Exercise instructions
Transcribe all records exactly; omit pictures.

Segment Start: Listed records

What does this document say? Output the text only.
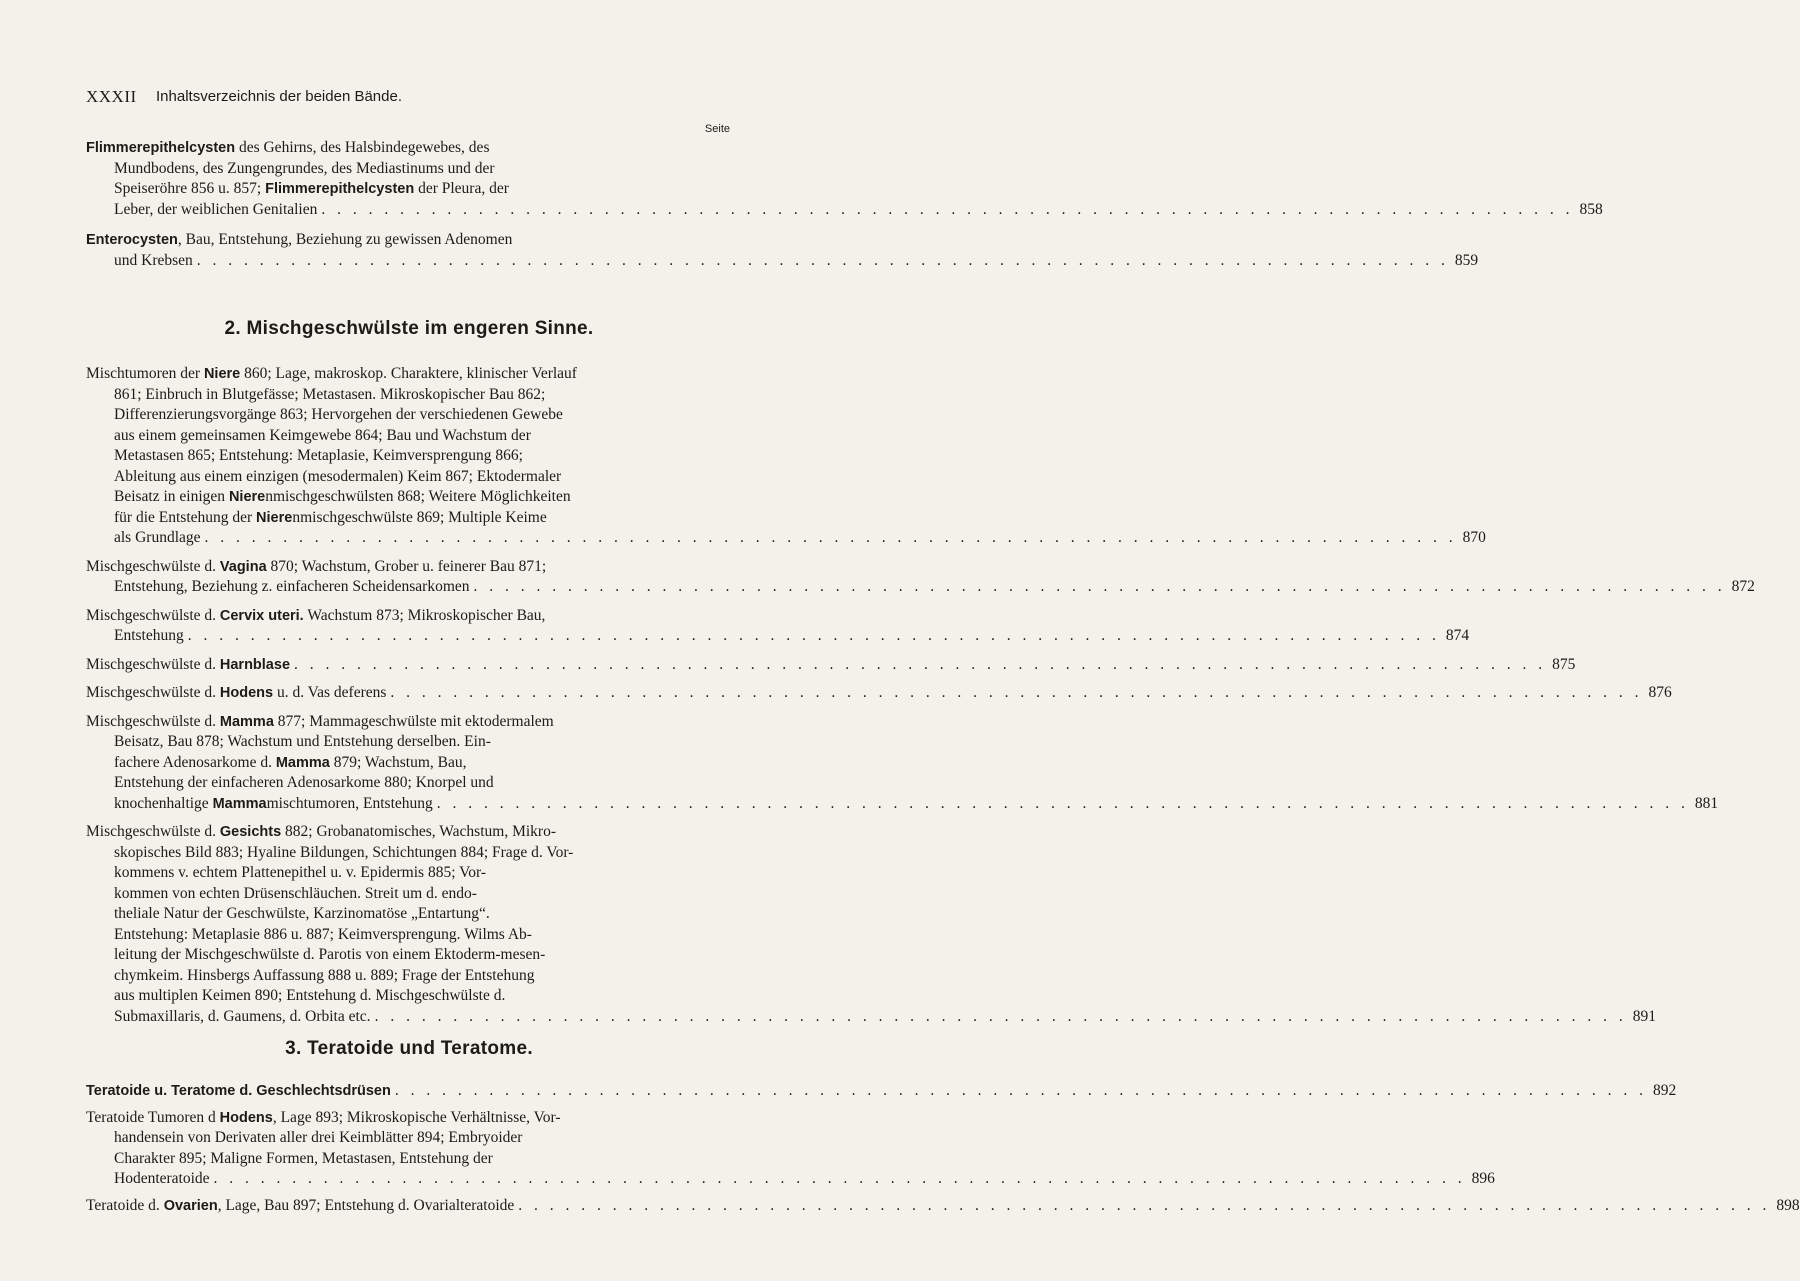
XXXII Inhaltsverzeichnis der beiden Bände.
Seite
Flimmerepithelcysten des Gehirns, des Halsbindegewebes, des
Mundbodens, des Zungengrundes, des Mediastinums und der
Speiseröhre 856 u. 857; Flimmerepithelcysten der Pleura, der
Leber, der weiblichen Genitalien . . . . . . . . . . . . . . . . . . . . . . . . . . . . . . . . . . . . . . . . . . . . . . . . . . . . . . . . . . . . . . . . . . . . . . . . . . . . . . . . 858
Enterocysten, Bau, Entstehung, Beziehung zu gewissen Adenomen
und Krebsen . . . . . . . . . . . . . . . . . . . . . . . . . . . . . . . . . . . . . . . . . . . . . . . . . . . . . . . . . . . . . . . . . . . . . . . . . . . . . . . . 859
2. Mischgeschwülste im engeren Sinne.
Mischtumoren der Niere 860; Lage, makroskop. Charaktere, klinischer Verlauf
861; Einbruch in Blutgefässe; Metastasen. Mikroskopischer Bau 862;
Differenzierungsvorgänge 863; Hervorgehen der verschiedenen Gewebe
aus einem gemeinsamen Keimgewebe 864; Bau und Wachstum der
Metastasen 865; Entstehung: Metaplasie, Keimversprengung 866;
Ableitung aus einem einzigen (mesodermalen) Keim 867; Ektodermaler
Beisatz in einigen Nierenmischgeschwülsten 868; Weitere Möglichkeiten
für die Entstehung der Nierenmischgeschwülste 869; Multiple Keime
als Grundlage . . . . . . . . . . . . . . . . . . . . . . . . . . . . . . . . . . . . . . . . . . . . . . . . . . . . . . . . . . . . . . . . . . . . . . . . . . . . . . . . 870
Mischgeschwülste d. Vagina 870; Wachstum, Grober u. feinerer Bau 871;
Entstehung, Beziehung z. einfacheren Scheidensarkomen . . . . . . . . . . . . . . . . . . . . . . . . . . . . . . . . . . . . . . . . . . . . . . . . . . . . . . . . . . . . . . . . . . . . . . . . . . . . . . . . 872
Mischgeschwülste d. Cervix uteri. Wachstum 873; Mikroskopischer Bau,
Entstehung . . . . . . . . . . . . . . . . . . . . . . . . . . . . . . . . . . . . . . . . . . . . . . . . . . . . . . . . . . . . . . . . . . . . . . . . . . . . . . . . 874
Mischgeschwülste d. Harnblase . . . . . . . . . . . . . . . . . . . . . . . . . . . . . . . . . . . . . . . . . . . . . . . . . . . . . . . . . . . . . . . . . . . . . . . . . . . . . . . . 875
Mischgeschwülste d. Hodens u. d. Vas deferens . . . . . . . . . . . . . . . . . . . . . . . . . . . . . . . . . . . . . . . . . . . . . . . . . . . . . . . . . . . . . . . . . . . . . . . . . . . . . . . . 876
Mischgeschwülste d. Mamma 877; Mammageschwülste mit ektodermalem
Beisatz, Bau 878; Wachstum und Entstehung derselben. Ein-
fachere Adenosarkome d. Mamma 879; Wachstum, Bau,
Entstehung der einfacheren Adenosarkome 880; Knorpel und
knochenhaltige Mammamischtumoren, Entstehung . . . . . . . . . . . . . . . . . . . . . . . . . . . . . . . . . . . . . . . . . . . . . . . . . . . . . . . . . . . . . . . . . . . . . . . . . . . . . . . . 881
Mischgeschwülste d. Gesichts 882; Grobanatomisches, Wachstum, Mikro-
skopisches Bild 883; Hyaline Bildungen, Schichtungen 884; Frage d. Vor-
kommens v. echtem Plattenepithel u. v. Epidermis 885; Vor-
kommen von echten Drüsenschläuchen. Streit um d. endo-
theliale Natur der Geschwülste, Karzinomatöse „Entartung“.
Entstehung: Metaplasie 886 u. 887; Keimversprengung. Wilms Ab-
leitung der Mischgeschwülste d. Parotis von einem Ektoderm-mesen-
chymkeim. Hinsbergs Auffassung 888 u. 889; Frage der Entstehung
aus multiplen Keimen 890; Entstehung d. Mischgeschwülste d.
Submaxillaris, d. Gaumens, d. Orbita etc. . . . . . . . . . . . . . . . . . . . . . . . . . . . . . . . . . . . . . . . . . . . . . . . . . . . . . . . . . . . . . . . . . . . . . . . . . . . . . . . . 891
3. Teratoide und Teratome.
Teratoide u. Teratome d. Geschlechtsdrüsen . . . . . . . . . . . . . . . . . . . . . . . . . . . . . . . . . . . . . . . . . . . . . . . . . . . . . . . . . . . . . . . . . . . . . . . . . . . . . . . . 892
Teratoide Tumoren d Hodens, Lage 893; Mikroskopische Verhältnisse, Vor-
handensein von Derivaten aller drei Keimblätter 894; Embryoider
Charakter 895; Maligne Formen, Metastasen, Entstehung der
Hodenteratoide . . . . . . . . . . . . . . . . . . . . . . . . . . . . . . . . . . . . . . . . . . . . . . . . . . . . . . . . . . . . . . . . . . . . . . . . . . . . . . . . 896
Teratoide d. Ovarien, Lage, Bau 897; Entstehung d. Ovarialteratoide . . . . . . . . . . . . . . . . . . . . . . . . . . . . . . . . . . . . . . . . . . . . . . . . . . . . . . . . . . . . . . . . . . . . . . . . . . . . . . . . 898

Segment End: Listed records

Answer space
What does this document say? Output the text only.
XXXII Inhaltsverzeichnis der beiden Bände.
Seite
Flimmerepithelcysten des Gehirns, des Halsbindegewebes, des
Mundbodens, des Zungengrundes, des Mediastinums und der
Speiseröhre 856 u. 857; Flimmerepithelcysten der Pleura, der
Leber, der weiblichen Genitalien . . . . . . . . . . . . . . . . . . . . . . . . . . . . . . . . . . . . . . . . . . . . . . . . . . . . . . . . . . . . . . . . . . . . . . . . . . . . . . . . 858
Enterocysten, Bau, Entstehung, Beziehung zu gewissen Adenomen
und Krebsen . . . . . . . . . . . . . . . . . . . . . . . . . . . . . . . . . . . . . . . . . . . . . . . . . . . . . . . . . . . . . . . . . . . . . . . . . . . . . . . . 859
2. Mischgeschwülste im engeren Sinne.
Mischtumoren der Niere 860; Lage, makroskop. Charaktere, klinischer Verlauf
861; Einbruch in Blutgefässe; Metastasen. Mikroskopischer Bau 862;
Differenzierungsvorgänge 863; Hervorgehen der verschiedenen Gewebe
aus einem gemeinsamen Keimgewebe 864; Bau und Wachstum der
Metastasen 865; Entstehung: Metaplasie, Keimversprengung 866;
Ableitung aus einem einzigen (mesodermalen) Keim 867; Ektodermaler
Beisatz in einigen Nierenmischgeschwülsten 868; Weitere Möglichkeiten
für die Entstehung der Nierenmischgeschwülste 869; Multiple Keime
als Grundlage . . . . . . . . . . . . . . . . . . . . . . . . . . . . . . . . . . . . . . . . . . . . . . . . . . . . . . . . . . . . . . . . . . . . . . . . . . . . . . . . 870
Mischgeschwülste d. Vagina 870; Wachstum, Grober u. feinerer Bau 871;
Entstehung, Beziehung z. einfacheren Scheidensarkomen . . . . . . . . . . . . . . . . . . . . . . . . . . . . . . . . . . . . . . . . . . . . . . . . . . . . . . . . . . . . . . . . . . . . . . . . . . . . . . . . 872
Mischgeschwülste d. Cervix uteri. Wachstum 873; Mikroskopischer Bau,
Entstehung . . . . . . . . . . . . . . . . . . . . . . . . . . . . . . . . . . . . . . . . . . . . . . . . . . . . . . . . . . . . . . . . . . . . . . . . . . . . . . . . 874
Mischgeschwülste d. Harnblase . . . . . . . . . . . . . . . . . . . . . . . . . . . . . . . . . . . . . . . . . . . . . . . . . . . . . . . . . . . . . . . . . . . . . . . . . . . . . . . . 875
Mischgeschwülste d. Hodens u. d. Vas deferens . . . . . . . . . . . . . . . . . . . . . . . . . . . . . . . . . . . . . . . . . . . . . . . . . . . . . . . . . . . . . . . . . . . . . . . . . . . . . . . . 876
Mischgeschwülste d. Mamma 877; Mammageschwülste mit ektodermalem
Beisatz, Bau 878; Wachstum und Entstehung derselben. Ein-
fachere Adenosarkome d. Mamma 879; Wachstum, Bau,
Entstehung der einfacheren Adenosarkome 880; Knorpel und
knochenhaltige Mammamischtumoren, Entstehung . . . . . . . . . . . . . . . . . . . . . . . . . . . . . . . . . . . . . . . . . . . . . . . . . . . . . . . . . . . . . . . . . . . . . . . . . . . . . . . . 881
Mischgeschwülste d. Gesichts 882; Grobanatomisches, Wachstum, Mikro-
skopisches Bild 883; Hyaline Bildungen, Schichtungen 884; Frage d. Vor-
kommens v. echtem Plattenepithel u. v. Epidermis 885; Vor-
kommen von echten Drüsenschläuchen. Streit um d. endo-
theliale Natur der Geschwülste, Karzinomatöse „Entartung“.
Entstehung: Metaplasie 886 u. 887; Keimversprengung. Wilms Ab-
leitung der Mischgeschwülste d. Parotis von einem Ektoderm-mesen-
chymkeim. Hinsbergs Auffassung 888 u. 889; Frage der Entstehung
aus multiplen Keimen 890; Entstehung d. Mischgeschwülste d.
Submaxillaris, d. Gaumens, d. Orbita etc. . . . . . . . . . . . . . . . . . . . . . . . . . . . . . . . . . . . . . . . . . . . . . . . . . . . . . . . . . . . . . . . . . . . . . . . . . . . . . . . . 891
3. Teratoide und Teratome.
Teratoide u. Teratome d. Geschlechtsdrüsen . . . . . . . . . . . . . . . . . . . . . . . . . . . . . . . . . . . . . . . . . . . . . . . . . . . . . . . . . . . . . . . . . . . . . . . . . . . . . . . . 892
Teratoide Tumoren d Hodens, Lage 893; Mikroskopische Verhältnisse, Vor-
handensein von Derivaten aller drei Keimblätter 894; Embryoider
Charakter 895; Maligne Formen, Metastasen, Entstehung der
Hodenteratoide . . . . . . . . . . . . . . . . . . . . . . . . . . . . . . . . . . . . . . . . . . . . . . . . . . . . . . . . . . . . . . . . . . . . . . . . . . . . . . . . 896
Teratoide d. Ovarien, Lage, Bau 897; Entstehung d. Ovarialteratoide . . . . . . . . . . . . . . . . . . . . . . . . . . . . . . . . . . . . . . . . . . . . . . . . . . . . . . . . . . . . . . . . . . . . . . . . . . . . . . . . 898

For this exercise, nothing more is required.